Given instruction → Pick out every line in the records below that contains the word "dominance" and copy each of those lines.

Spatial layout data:
○ ○ ○ ○ ○ ○ ○
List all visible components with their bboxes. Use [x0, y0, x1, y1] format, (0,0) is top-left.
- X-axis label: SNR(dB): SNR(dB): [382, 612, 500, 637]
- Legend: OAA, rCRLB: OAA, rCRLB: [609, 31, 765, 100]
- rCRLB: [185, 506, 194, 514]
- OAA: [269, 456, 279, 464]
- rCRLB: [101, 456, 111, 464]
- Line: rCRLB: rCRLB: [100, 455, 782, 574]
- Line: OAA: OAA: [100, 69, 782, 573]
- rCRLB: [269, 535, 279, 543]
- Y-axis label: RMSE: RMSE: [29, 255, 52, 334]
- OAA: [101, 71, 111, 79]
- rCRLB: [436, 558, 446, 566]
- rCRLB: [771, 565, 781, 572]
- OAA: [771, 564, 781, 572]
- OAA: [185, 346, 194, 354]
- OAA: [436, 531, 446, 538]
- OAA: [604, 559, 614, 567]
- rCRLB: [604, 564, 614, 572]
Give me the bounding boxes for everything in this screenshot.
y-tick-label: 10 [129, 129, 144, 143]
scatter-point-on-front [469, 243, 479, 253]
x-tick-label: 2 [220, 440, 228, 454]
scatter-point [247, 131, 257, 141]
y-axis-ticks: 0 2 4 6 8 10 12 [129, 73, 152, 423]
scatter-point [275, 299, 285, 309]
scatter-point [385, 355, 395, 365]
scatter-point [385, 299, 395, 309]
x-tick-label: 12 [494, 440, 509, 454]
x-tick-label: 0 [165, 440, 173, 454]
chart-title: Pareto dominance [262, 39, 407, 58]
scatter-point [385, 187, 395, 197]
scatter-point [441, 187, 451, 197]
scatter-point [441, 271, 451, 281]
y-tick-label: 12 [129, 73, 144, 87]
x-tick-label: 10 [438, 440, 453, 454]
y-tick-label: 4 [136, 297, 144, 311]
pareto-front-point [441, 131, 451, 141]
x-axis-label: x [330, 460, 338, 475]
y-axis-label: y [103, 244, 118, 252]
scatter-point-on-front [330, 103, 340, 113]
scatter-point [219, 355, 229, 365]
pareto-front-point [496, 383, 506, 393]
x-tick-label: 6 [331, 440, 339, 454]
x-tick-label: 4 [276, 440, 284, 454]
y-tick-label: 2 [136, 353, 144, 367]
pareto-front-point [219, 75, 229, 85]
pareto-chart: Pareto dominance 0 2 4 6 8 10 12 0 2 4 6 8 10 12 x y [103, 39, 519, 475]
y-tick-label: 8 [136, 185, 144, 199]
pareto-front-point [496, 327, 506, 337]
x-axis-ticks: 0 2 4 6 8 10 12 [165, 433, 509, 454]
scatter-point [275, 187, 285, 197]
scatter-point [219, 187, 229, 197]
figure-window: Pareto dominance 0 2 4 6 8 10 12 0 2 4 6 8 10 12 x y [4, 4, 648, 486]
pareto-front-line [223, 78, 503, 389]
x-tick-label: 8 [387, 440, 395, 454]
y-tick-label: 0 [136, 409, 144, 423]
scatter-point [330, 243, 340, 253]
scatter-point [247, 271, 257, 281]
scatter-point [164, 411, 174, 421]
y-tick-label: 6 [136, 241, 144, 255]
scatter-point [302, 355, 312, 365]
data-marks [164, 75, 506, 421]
○ ○ ○ ○ ○ ○ ○
Finished task →
chart-title: Pareto dominance [262, 39, 407, 58]
pareto-chart: Pareto dominance 0 2 4 6 8 10 12 0 2 4 6 8 10 12 x y [103, 39, 519, 475]
figure-window: Pareto dominance 0 2 4 6 8 10 12 0 2 4 6 8 10 12 x y [4, 4, 648, 486]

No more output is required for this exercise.